Make an exact copy of all the entries, but do not reproduce the pictures.
======== Records provided
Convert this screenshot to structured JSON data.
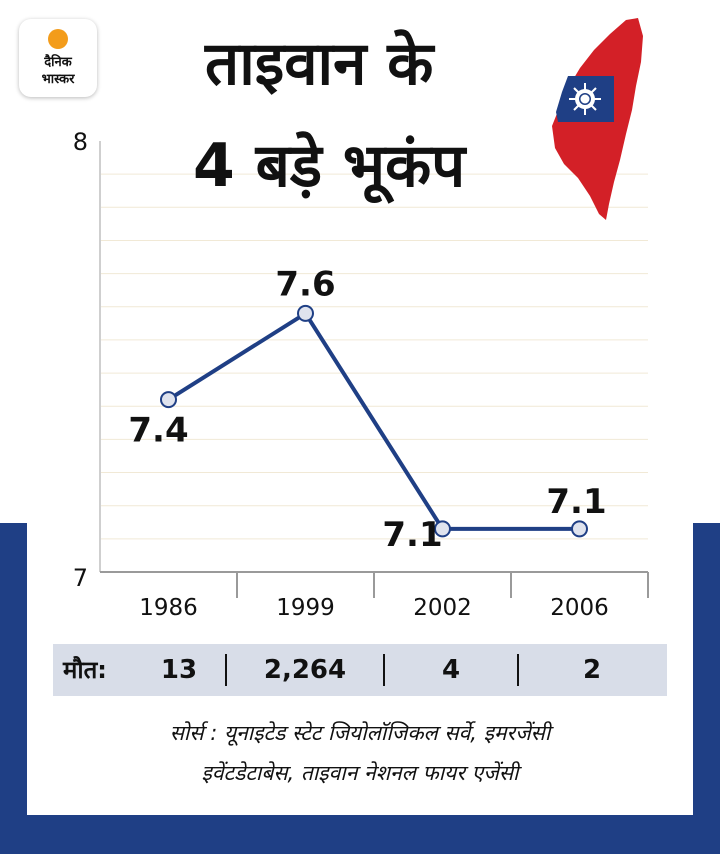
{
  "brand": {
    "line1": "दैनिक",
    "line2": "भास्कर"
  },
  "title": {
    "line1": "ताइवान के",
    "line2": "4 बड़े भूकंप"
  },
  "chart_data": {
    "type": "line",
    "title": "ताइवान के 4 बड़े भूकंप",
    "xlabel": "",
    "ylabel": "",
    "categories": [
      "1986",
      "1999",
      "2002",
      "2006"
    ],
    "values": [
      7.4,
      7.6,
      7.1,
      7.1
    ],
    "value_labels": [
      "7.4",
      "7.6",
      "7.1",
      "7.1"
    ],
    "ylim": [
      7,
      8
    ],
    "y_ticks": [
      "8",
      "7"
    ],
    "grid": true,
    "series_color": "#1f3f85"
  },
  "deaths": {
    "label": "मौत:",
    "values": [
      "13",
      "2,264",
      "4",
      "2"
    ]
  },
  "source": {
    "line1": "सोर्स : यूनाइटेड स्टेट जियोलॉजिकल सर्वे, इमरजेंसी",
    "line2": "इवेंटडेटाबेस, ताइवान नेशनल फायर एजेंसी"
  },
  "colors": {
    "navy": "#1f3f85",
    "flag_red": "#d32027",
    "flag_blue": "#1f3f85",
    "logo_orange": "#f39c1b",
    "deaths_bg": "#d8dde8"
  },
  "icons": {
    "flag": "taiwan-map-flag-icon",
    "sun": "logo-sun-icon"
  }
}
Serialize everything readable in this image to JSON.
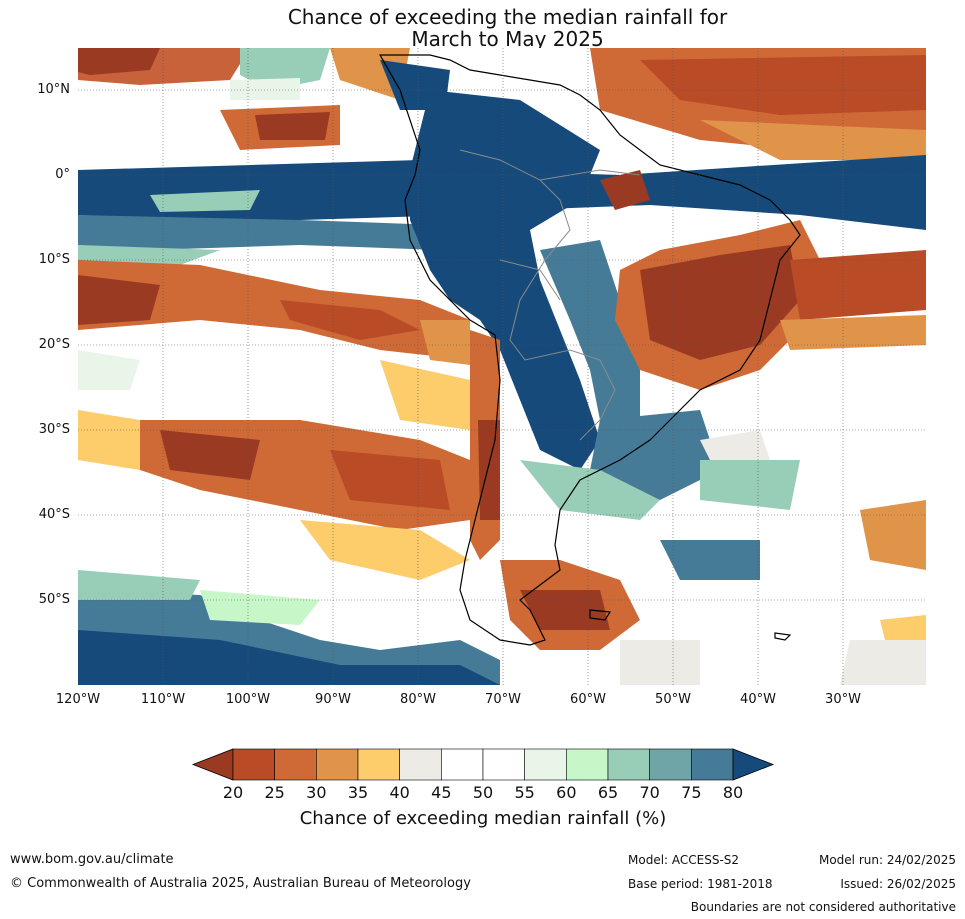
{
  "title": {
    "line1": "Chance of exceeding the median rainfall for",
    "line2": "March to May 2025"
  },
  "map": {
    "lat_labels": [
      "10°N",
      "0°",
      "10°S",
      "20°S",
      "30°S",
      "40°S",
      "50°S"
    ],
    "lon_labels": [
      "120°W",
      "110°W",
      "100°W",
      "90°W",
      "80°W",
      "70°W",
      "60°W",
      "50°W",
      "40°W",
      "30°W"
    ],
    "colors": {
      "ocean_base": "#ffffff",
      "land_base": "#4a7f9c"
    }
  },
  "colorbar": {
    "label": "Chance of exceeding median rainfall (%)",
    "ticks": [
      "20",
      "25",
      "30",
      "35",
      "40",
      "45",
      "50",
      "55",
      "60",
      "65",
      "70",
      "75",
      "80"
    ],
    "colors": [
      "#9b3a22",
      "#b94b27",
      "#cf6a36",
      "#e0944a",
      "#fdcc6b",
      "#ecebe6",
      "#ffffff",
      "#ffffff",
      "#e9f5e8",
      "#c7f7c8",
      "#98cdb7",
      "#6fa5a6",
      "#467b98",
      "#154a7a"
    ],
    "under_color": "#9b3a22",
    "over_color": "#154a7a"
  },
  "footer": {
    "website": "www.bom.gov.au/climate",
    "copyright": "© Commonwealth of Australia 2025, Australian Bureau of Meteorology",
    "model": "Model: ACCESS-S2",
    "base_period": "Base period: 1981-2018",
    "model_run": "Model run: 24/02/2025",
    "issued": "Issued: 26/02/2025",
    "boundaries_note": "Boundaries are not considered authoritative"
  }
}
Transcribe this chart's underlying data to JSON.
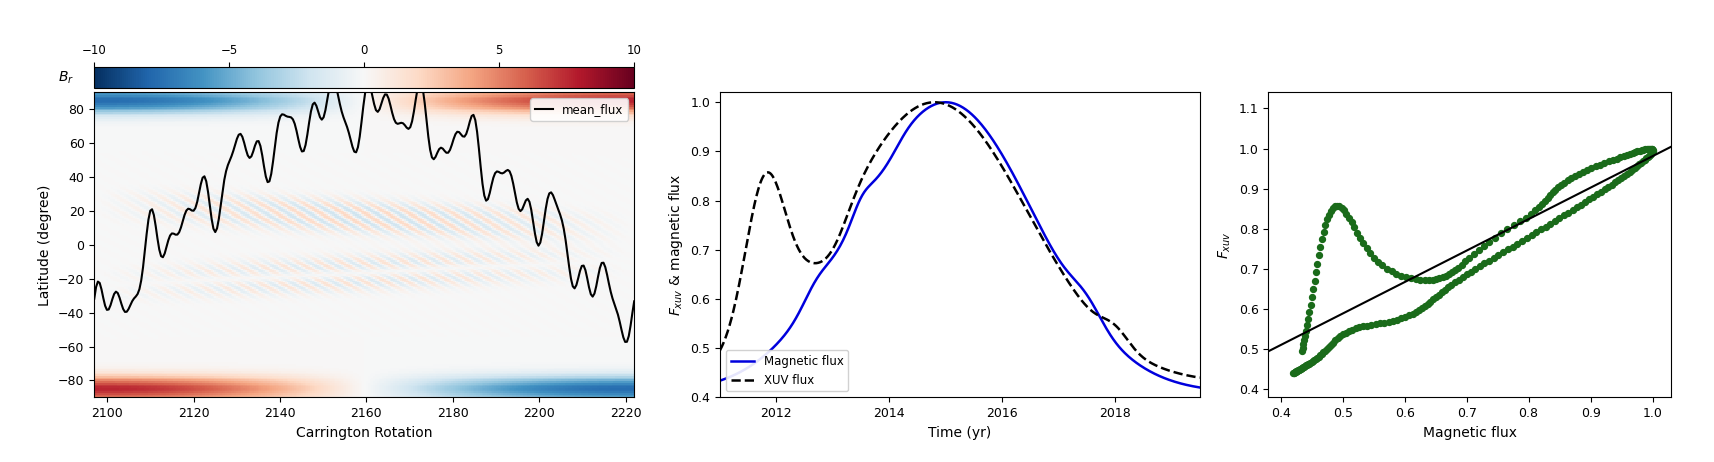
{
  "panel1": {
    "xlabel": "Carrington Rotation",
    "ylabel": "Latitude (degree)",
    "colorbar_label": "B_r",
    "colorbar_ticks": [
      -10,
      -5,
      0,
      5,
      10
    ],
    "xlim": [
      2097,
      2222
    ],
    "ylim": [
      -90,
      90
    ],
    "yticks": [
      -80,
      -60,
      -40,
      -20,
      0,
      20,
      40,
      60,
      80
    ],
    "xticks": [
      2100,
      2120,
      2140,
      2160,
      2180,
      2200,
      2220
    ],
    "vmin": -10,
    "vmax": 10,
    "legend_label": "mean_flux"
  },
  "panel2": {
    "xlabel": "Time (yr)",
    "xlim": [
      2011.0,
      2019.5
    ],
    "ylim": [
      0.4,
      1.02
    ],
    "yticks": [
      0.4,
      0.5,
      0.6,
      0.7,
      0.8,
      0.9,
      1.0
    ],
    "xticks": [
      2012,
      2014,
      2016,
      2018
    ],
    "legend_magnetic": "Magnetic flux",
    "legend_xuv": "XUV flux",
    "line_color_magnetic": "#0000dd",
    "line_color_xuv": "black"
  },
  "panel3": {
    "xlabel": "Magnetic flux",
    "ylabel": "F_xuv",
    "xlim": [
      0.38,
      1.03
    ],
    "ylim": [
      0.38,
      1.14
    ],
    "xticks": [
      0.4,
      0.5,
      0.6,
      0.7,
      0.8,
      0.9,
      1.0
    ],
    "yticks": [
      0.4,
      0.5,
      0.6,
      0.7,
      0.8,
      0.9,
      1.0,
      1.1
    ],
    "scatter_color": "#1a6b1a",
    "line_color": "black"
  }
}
================
Correct result »
Convert this screenshot to structured JSON data.
{
  "brand": {
    "line1": "दैनिक",
    "line2": "भास्कर"
  },
  "title": {
    "line1": "ताइवान के",
    "line2": "4 बड़े भूकंप"
  },
  "chart_data": {
    "type": "line",
    "title": "ताइवान के 4 बड़े भूकंप",
    "xlabel": "",
    "ylabel": "",
    "categories": [
      "1986",
      "1999",
      "2002",
      "2006"
    ],
    "values": [
      7.4,
      7.6,
      7.1,
      7.1
    ],
    "value_labels": [
      "7.4",
      "7.6",
      "7.1",
      "7.1"
    ],
    "ylim": [
      7,
      8
    ],
    "y_ticks": [
      "8",
      "7"
    ],
    "grid": true,
    "series_color": "#1f3f85"
  },
  "deaths": {
    "label": "मौत:",
    "values": [
      "13",
      "2,264",
      "4",
      "2"
    ]
  },
  "source": {
    "line1": "सोर्स : यूनाइटेड स्टेट जियोलॉजिकल सर्वे, इमरजेंसी",
    "line2": "इवेंटडेटाबेस, ताइवान नेशनल फायर एजेंसी"
  },
  "colors": {
    "navy": "#1f3f85",
    "flag_red": "#d32027",
    "flag_blue": "#1f3f85",
    "logo_orange": "#f39c1b",
    "deaths_bg": "#d8dde8"
  },
  "icons": {
    "flag": "taiwan-map-flag-icon",
    "sun": "logo-sun-icon"
  }
}
Serialize everything readable in this image to JSON.
{
  "title": {
    "line1": "Chance of exceeding the median rainfall for",
    "line2": "March to May 2025"
  },
  "map": {
    "lat_labels": [
      "10°N",
      "0°",
      "10°S",
      "20°S",
      "30°S",
      "40°S",
      "50°S"
    ],
    "lon_labels": [
      "120°W",
      "110°W",
      "100°W",
      "90°W",
      "80°W",
      "70°W",
      "60°W",
      "50°W",
      "40°W",
      "30°W"
    ],
    "colors": {
      "ocean_base": "#ffffff",
      "land_base": "#4a7f9c"
    }
  },
  "colorbar": {
    "label": "Chance of exceeding median rainfall (%)",
    "ticks": [
      "20",
      "25",
      "30",
      "35",
      "40",
      "45",
      "50",
      "55",
      "60",
      "65",
      "70",
      "75",
      "80"
    ],
    "colors": [
      "#9b3a22",
      "#b94b27",
      "#cf6a36",
      "#e0944a",
      "#fdcc6b",
      "#ecebe6",
      "#ffffff",
      "#ffffff",
      "#e9f5e8",
      "#c7f7c8",
      "#98cdb7",
      "#6fa5a6",
      "#467b98",
      "#154a7a"
    ],
    "under_color": "#9b3a22",
    "over_color": "#154a7a"
  },
  "footer": {
    "website": "www.bom.gov.au/climate",
    "copyright": "© Commonwealth of Australia 2025, Australian Bureau of Meteorology",
    "model": "Model: ACCESS-S2",
    "base_period": "Base period: 1981-2018",
    "model_run": "Model run: 24/02/2025",
    "issued": "Issued: 26/02/2025",
    "boundaries_note": "Boundaries are not considered authoritative"
  }
}
Transcribe this chart's underlying data to JSON.
{
  "panel1": {
    "xlabel": "Carrington Rotation",
    "ylabel": "Latitude (degree)",
    "colorbar_label": "B_r",
    "colorbar_ticks": [
      -10,
      -5,
      0,
      5,
      10
    ],
    "xlim": [
      2097,
      2222
    ],
    "ylim": [
      -90,
      90
    ],
    "yticks": [
      -80,
      -60,
      -40,
      -20,
      0,
      20,
      40,
      60,
      80
    ],
    "xticks": [
      2100,
      2120,
      2140,
      2160,
      2180,
      2200,
      2220
    ],
    "vmin": -10,
    "vmax": 10,
    "legend_label": "mean_flux"
  },
  "panel2": {
    "xlabel": "Time (yr)",
    "xlim": [
      2011.0,
      2019.5
    ],
    "ylim": [
      0.4,
      1.02
    ],
    "yticks": [
      0.4,
      0.5,
      0.6,
      0.7,
      0.8,
      0.9,
      1.0
    ],
    "xticks": [
      2012,
      2014,
      2016,
      2018
    ],
    "legend_magnetic": "Magnetic flux",
    "legend_xuv": "XUV flux",
    "line_color_magnetic": "#0000dd",
    "line_color_xuv": "black"
  },
  "panel3": {
    "xlabel": "Magnetic flux",
    "ylabel": "F_xuv",
    "xlim": [
      0.38,
      1.03
    ],
    "ylim": [
      0.38,
      1.14
    ],
    "xticks": [
      0.4,
      0.5,
      0.6,
      0.7,
      0.8,
      0.9,
      1.0
    ],
    "yticks": [
      0.4,
      0.5,
      0.6,
      0.7,
      0.8,
      0.9,
      1.0,
      1.1
    ],
    "scatter_color": "#1a6b1a",
    "line_color": "black"
  }
}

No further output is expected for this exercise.